### TASK REQUIREMENTS
Reproduce the entries below word for word, starting from the first line and ending with the line that contains "suggestions-label: Suggestions: <box>216", with both of those lines included.

### RECORDS PROVIDED
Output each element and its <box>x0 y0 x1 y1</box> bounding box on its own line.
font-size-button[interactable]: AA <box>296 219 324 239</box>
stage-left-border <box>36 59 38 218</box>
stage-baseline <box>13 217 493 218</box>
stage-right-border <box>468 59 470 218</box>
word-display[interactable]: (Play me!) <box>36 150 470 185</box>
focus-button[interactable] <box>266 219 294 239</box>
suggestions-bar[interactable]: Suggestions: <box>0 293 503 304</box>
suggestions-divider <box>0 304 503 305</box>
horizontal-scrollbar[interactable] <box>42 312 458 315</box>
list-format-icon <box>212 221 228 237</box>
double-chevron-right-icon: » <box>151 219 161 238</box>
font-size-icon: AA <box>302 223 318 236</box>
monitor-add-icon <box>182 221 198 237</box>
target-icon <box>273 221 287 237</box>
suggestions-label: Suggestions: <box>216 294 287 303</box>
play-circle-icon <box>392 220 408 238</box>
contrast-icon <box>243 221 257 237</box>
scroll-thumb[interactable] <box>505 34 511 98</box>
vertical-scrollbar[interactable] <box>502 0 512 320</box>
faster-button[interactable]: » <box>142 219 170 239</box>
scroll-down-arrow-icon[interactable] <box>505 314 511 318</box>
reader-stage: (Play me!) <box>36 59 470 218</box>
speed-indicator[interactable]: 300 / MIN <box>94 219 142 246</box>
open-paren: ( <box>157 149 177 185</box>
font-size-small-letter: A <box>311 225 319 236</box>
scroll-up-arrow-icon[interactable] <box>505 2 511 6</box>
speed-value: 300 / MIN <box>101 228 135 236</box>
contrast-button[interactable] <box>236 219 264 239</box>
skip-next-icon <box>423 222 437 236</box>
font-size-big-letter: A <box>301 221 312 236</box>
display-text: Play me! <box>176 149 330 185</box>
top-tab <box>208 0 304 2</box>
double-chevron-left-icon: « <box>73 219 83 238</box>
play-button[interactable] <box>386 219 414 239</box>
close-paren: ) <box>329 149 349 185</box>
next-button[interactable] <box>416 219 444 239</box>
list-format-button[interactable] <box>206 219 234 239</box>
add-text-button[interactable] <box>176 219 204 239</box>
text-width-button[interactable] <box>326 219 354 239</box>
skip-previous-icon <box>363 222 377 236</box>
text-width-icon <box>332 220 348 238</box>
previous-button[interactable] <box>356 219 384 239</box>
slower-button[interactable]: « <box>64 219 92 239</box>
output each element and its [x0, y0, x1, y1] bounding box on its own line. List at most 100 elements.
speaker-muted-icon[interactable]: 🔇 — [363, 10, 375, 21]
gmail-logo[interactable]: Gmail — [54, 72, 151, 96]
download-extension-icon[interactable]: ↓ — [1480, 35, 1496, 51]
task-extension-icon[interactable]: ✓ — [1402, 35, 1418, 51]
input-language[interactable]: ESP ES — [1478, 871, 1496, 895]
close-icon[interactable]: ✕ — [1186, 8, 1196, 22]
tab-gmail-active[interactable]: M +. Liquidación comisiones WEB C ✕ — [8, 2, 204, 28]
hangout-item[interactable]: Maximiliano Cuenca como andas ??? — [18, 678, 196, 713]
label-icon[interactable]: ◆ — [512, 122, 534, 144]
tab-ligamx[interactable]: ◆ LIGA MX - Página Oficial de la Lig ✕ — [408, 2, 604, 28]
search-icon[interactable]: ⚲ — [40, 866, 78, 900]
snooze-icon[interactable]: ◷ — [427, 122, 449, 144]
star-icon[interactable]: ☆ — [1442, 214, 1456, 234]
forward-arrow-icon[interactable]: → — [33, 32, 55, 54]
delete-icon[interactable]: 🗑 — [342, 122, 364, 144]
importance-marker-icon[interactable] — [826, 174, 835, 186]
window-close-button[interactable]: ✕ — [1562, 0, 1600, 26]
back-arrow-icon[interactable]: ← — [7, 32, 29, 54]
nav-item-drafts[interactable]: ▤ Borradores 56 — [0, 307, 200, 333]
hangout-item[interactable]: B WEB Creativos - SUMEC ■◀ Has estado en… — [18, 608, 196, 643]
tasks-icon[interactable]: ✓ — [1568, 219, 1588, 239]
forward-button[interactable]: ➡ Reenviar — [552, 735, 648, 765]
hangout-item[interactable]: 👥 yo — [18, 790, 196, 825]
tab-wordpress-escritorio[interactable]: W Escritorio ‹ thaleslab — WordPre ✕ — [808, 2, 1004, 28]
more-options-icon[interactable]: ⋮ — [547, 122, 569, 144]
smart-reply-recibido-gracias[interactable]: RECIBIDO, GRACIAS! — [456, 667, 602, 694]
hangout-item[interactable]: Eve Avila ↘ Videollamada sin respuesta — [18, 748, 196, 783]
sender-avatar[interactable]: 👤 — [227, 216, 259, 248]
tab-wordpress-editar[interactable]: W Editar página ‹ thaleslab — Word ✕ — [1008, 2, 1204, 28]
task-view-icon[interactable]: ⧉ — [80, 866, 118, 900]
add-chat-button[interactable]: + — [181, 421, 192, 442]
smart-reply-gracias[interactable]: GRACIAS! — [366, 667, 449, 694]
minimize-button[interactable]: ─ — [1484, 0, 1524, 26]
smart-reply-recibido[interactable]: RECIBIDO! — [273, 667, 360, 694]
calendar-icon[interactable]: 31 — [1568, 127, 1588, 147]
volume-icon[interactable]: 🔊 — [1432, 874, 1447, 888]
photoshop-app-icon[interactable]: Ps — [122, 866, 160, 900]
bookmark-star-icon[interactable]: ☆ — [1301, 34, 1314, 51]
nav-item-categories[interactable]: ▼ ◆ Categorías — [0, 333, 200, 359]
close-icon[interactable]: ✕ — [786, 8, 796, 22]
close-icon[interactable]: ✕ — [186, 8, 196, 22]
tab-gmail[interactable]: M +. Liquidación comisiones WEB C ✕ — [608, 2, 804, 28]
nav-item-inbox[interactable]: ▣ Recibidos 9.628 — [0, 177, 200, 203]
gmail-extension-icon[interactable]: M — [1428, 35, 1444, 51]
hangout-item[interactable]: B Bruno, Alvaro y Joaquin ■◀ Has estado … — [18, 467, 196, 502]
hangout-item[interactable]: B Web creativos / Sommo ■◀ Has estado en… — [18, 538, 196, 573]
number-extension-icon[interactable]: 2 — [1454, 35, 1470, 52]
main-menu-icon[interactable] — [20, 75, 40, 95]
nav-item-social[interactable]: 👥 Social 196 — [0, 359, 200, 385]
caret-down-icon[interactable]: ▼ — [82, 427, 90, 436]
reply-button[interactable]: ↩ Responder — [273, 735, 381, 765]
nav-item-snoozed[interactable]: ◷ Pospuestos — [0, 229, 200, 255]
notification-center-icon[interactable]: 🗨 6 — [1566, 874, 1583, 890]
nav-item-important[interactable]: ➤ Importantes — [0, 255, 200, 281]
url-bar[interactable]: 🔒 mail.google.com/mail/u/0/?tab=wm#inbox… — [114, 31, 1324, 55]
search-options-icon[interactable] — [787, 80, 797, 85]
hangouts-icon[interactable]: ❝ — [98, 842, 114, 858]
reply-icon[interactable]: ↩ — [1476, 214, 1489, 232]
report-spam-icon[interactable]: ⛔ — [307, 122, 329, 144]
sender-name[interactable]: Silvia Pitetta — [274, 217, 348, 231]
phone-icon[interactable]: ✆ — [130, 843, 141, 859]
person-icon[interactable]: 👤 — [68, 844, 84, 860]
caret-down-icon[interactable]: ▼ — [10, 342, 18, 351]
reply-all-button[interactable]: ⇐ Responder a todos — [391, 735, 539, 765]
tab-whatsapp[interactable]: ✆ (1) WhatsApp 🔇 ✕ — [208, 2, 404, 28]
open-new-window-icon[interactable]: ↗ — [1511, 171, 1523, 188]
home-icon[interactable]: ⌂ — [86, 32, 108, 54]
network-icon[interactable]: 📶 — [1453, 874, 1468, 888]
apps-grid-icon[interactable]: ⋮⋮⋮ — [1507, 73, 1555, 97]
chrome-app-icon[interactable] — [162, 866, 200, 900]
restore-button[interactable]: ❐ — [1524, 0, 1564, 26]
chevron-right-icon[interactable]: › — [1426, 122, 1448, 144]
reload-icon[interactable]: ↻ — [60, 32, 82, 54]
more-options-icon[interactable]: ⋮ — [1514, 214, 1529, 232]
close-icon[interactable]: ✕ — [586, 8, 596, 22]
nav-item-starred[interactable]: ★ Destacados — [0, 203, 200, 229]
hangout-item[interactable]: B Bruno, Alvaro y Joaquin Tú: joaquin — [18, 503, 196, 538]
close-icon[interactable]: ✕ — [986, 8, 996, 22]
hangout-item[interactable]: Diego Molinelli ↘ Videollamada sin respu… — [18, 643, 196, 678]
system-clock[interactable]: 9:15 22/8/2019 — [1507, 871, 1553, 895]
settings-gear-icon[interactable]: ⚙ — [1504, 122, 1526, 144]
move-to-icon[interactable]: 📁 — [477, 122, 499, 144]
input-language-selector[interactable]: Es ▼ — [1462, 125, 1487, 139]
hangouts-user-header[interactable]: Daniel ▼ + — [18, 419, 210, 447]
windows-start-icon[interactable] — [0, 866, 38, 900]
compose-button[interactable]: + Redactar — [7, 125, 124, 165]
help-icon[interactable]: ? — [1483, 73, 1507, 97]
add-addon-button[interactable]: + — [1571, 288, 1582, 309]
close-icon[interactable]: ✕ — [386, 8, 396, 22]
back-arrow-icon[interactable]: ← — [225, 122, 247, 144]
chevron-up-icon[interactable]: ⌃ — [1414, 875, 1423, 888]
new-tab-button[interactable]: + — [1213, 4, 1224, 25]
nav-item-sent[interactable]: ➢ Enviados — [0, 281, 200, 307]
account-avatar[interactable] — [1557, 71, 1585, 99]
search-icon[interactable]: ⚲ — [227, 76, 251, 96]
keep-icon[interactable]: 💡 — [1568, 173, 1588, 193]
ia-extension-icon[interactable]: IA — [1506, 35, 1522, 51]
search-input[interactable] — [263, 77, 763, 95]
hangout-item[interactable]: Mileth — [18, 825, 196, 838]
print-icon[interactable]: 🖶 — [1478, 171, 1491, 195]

### TASK OUTPUT
Output each element and its <box>x0 y0 x1 y1</box> bounding box on its own line.
font-size-button[interactable]: AA <box>296 219 324 239</box>
stage-left-border <box>36 59 38 218</box>
stage-baseline <box>13 217 493 218</box>
stage-right-border <box>468 59 470 218</box>
word-display[interactable]: (Play me!) <box>36 150 470 185</box>
focus-button[interactable] <box>266 219 294 239</box>
suggestions-bar[interactable]: Suggestions: <box>0 293 503 304</box>
suggestions-divider <box>0 304 503 305</box>
horizontal-scrollbar[interactable] <box>42 312 458 315</box>
list-format-icon <box>212 221 228 237</box>
double-chevron-right-icon: » <box>151 219 161 238</box>
font-size-icon: AA <box>302 223 318 236</box>
monitor-add-icon <box>182 221 198 237</box>
target-icon <box>273 221 287 237</box>
suggestions-label: Suggestions: <box>216 294 287 303</box>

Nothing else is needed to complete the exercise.